* EXERCISE OBJECTIVE
Please write out the lines below word for word, leaving out the pictures.

[Visual layout records]

========================================================================

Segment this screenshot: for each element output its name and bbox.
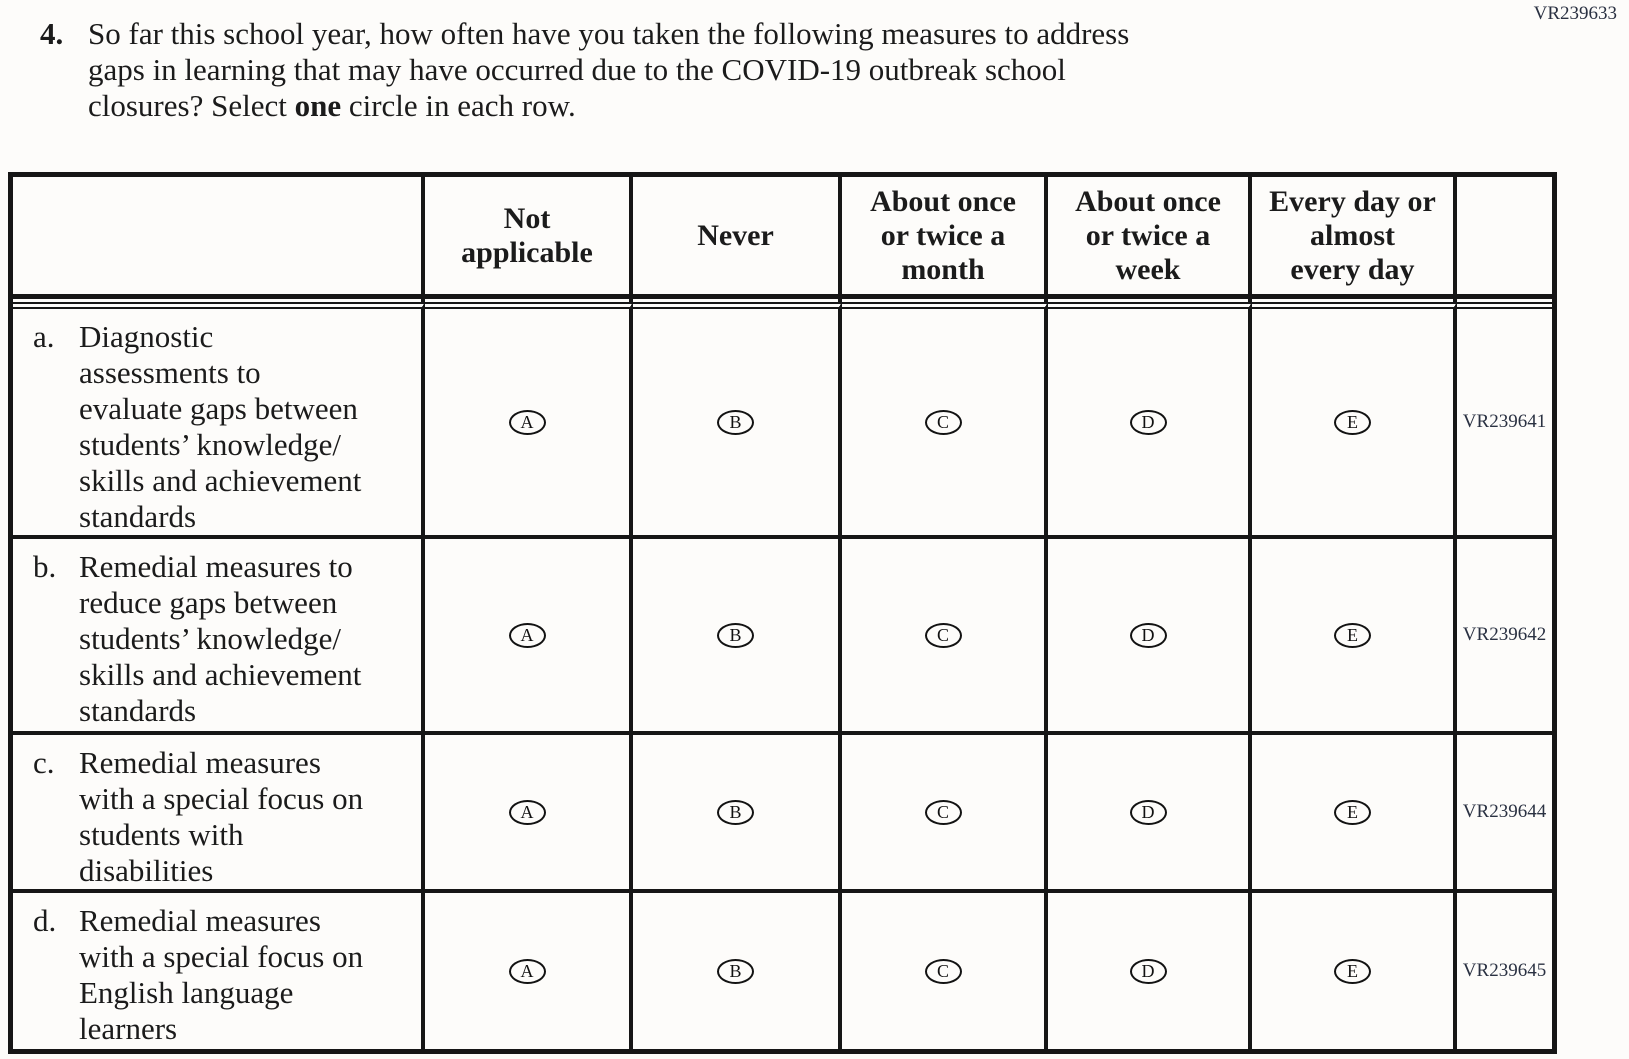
option-cell-once-twice-week: D (1048, 889, 1252, 1049)
option-cell-not-applicable: A (425, 889, 633, 1049)
option-cell-every-day: E (1252, 731, 1457, 889)
response-circle-a[interactable]: A (508, 799, 546, 825)
response-circle-a[interactable]: A (508, 409, 546, 435)
table-row-a: a. Diagnostic assessments to evaluate ga… (13, 302, 1552, 535)
response-circle-b[interactable]: B (717, 409, 754, 435)
option-cell-every-day: E (1252, 889, 1457, 1049)
option-cell-every-day: E (1252, 302, 1457, 535)
header-row: Not applicable Never About once or twice… (13, 177, 1552, 299)
row-code: VR239642 (1457, 535, 1552, 731)
header-separator (13, 299, 1552, 302)
row-label-text: Remedial measures to reduce gaps between… (79, 549, 362, 728)
option-cell-once-twice-week: D (1048, 731, 1252, 889)
response-circle-e[interactable]: E (1334, 958, 1371, 984)
row-label-text: Remedial measures with a special focus o… (79, 903, 364, 1046)
response-circle-e[interactable]: E (1334, 622, 1371, 648)
response-circle-d[interactable]: D (1129, 622, 1167, 648)
column-header-blank (13, 177, 425, 299)
response-circle-a[interactable]: A (508, 958, 546, 984)
option-cell-never: B (633, 535, 842, 731)
response-circle-e[interactable]: E (1334, 799, 1371, 825)
row-label-text: Diagnostic assessments to evaluate gaps … (79, 319, 362, 534)
option-cell-once-twice-month: C (842, 302, 1048, 535)
option-cell-every-day: E (1252, 535, 1457, 731)
response-circle-a[interactable]: A (508, 622, 546, 648)
option-cell-once-twice-month: C (842, 889, 1048, 1049)
response-grid-table: Not applicable Never About once or twice… (8, 172, 1557, 1054)
page-form-code: VR239633 (1533, 3, 1617, 24)
row-letter: b. (33, 549, 57, 584)
row-label-cell: a. Diagnostic assessments to evaluate ga… (13, 302, 425, 535)
question-text: So far this school year, how often have … (88, 16, 1368, 124)
table-row-b: b. Remedial measures to reduce gaps betw… (13, 535, 1552, 731)
response-circle-c[interactable]: C (924, 958, 962, 984)
response-circle-c[interactable]: C (924, 799, 962, 825)
column-header-not-applicable: Not applicable (425, 177, 633, 299)
response-circle-d[interactable]: D (1129, 799, 1167, 825)
option-cell-never: B (633, 889, 842, 1049)
question-text-bold-word: one (294, 88, 342, 123)
row-code: VR239645 (1457, 889, 1552, 1049)
response-circle-d[interactable]: D (1129, 409, 1167, 435)
row-letter: a. (33, 319, 55, 354)
table-row-d: d. Remedial measures with a special focu… (13, 889, 1552, 1049)
response-circle-b[interactable]: B (717, 958, 754, 984)
column-header-once-twice-week: About once or twice a week (1048, 177, 1252, 299)
question-block: 4. So far this school year, how often ha… (40, 16, 1368, 124)
row-letter: d. (33, 903, 57, 938)
option-cell-not-applicable: A (425, 535, 633, 731)
option-cell-not-applicable: A (425, 302, 633, 535)
row-label-cell: c. Remedial measures with a special focu… (13, 731, 425, 889)
column-header-once-twice-month: About once or twice a month (842, 177, 1048, 299)
option-cell-once-twice-month: C (842, 731, 1048, 889)
column-header-code (1457, 177, 1552, 299)
option-cell-once-twice-week: D (1048, 535, 1252, 731)
row-label-cell: b. Remedial measures to reduce gaps betw… (13, 535, 425, 731)
option-cell-once-twice-month: C (842, 535, 1048, 731)
option-cell-never: B (633, 731, 842, 889)
response-circle-b[interactable]: B (717, 622, 754, 648)
response-circle-c[interactable]: C (924, 409, 962, 435)
question-number: 4. (40, 16, 64, 51)
response-circle-e[interactable]: E (1334, 409, 1371, 435)
response-circle-b[interactable]: B (717, 799, 754, 825)
response-circle-d[interactable]: D (1129, 958, 1167, 984)
column-header-never: Never (633, 177, 842, 299)
option-cell-never: B (633, 302, 842, 535)
response-circle-c[interactable]: C (924, 622, 962, 648)
question-text-end: circle in each row. (341, 88, 576, 123)
table-row-c: c. Remedial measures with a special focu… (13, 731, 1552, 889)
row-code: VR239641 (1457, 302, 1552, 535)
row-letter: c. (33, 745, 55, 780)
row-label-text: Remedial measures with a special focus o… (79, 745, 364, 888)
row-code: VR239644 (1457, 731, 1552, 889)
question-text-start: So far this school year, how often have … (88, 16, 1130, 123)
column-header-every-day: Every day or almost every day (1252, 177, 1457, 299)
row-label-cell: d. Remedial measures with a special focu… (13, 889, 425, 1049)
option-cell-not-applicable: A (425, 731, 633, 889)
option-cell-once-twice-week: D (1048, 302, 1252, 535)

========================================================================

* ANSWER TO THE PROBLEM
Segment this screenshot: for each element output its name and bbox.
option-cell-once-twice-week: D (1048, 889, 1252, 1049)
option-cell-not-applicable: A (425, 889, 633, 1049)
option-cell-every-day: E (1252, 731, 1457, 889)
response-circle-a[interactable]: A (508, 799, 546, 825)
response-circle-a[interactable]: A (508, 409, 546, 435)
table-row-a: a. Diagnostic assessments to evaluate ga… (13, 302, 1552, 535)
response-circle-b[interactable]: B (717, 409, 754, 435)
option-cell-every-day: E (1252, 889, 1457, 1049)
option-cell-every-day: E (1252, 302, 1457, 535)
header-row: Not applicable Never About once or twice… (13, 177, 1552, 299)
row-code: VR239642 (1457, 535, 1552, 731)
header-separator (13, 299, 1552, 302)
row-label-text: Remedial measures to reduce gaps between… (79, 549, 362, 728)
option-cell-once-twice-week: D (1048, 731, 1252, 889)
response-circle-e[interactable]: E (1334, 958, 1371, 984)
row-label-text: Remedial measures with a special focus o… (79, 903, 364, 1046)
response-circle-e[interactable]: E (1334, 622, 1371, 648)
response-circle-d[interactable]: D (1129, 622, 1167, 648)
column-header-blank (13, 177, 425, 299)
response-circle-a[interactable]: A (508, 958, 546, 984)
option-cell-never: B (633, 535, 842, 731)
response-circle-e[interactable]: E (1334, 799, 1371, 825)
row-label-text: Diagnostic assessments to evaluate gaps … (79, 319, 362, 534)
option-cell-once-twice-month: C (842, 302, 1048, 535)
option-cell-every-day: E (1252, 535, 1457, 731)
response-circle-a[interactable]: A (508, 622, 546, 648)
option-cell-once-twice-month: C (842, 889, 1048, 1049)
response-grid-table: Not applicable Never About once or twice… (8, 172, 1557, 1054)
page-form-code: VR239633 (1533, 3, 1617, 24)
row-letter: b. (33, 549, 57, 584)
row-label-cell: a. Diagnostic assessments to evaluate ga… (13, 302, 425, 535)
question-text: So far this school year, how often have … (88, 16, 1368, 124)
table-row-b: b. Remedial measures to reduce gaps betw… (13, 535, 1552, 731)
response-circle-c[interactable]: C (924, 958, 962, 984)
response-circle-c[interactable]: C (924, 799, 962, 825)
column-header-not-applicable: Not applicable (425, 177, 633, 299)
response-circle-d[interactable]: D (1129, 799, 1167, 825)
option-cell-never: B (633, 889, 842, 1049)
question-text-bold-word: one (294, 88, 342, 123)
row-code: VR239645 (1457, 889, 1552, 1049)
response-circle-d[interactable]: D (1129, 409, 1167, 435)
row-letter: a. (33, 319, 55, 354)
table-row-d: d. Remedial measures with a special focu… (13, 889, 1552, 1049)
response-circle-b[interactable]: B (717, 958, 754, 984)
column-header-once-twice-week: About once or twice a week (1048, 177, 1252, 299)
question-block: 4. So far this school year, how often ha… (40, 16, 1368, 124)
row-letter: d. (33, 903, 57, 938)
option-cell-not-applicable: A (425, 535, 633, 731)
option-cell-not-applicable: A (425, 302, 633, 535)
row-label-cell: c. Remedial measures with a special focu… (13, 731, 425, 889)
column-header-once-twice-month: About once or twice a month (842, 177, 1048, 299)
option-cell-once-twice-month: C (842, 731, 1048, 889)
column-header-code (1457, 177, 1552, 299)
option-cell-once-twice-week: D (1048, 535, 1252, 731)
row-label-cell: b. Remedial measures to reduce gaps betw… (13, 535, 425, 731)
option-cell-once-twice-month: C (842, 535, 1048, 731)
option-cell-never: B (633, 731, 842, 889)
response-circle-b[interactable]: B (717, 622, 754, 648)
response-circle-c[interactable]: C (924, 409, 962, 435)
question-number: 4. (40, 16, 64, 51)
response-circle-e[interactable]: E (1334, 409, 1371, 435)
response-circle-b[interactable]: B (717, 799, 754, 825)
response-circle-d[interactable]: D (1129, 958, 1167, 984)
column-header-never: Never (633, 177, 842, 299)
option-cell-never: B (633, 302, 842, 535)
response-circle-c[interactable]: C (924, 622, 962, 648)
question-text-end: circle in each row. (341, 88, 576, 123)
table-row-c: c. Remedial measures with a special focu… (13, 731, 1552, 889)
row-code: VR239641 (1457, 302, 1552, 535)
row-letter: c. (33, 745, 55, 780)
row-label-text: Remedial measures with a special focus o… (79, 745, 364, 888)
row-code: VR239644 (1457, 731, 1552, 889)
question-text-start: So far this school year, how often have … (88, 16, 1130, 123)
column-header-every-day: Every day or almost every day (1252, 177, 1457, 299)
row-label-cell: d. Remedial measures with a special focu… (13, 889, 425, 1049)
option-cell-not-applicable: A (425, 731, 633, 889)
option-cell-once-twice-week: D (1048, 302, 1252, 535)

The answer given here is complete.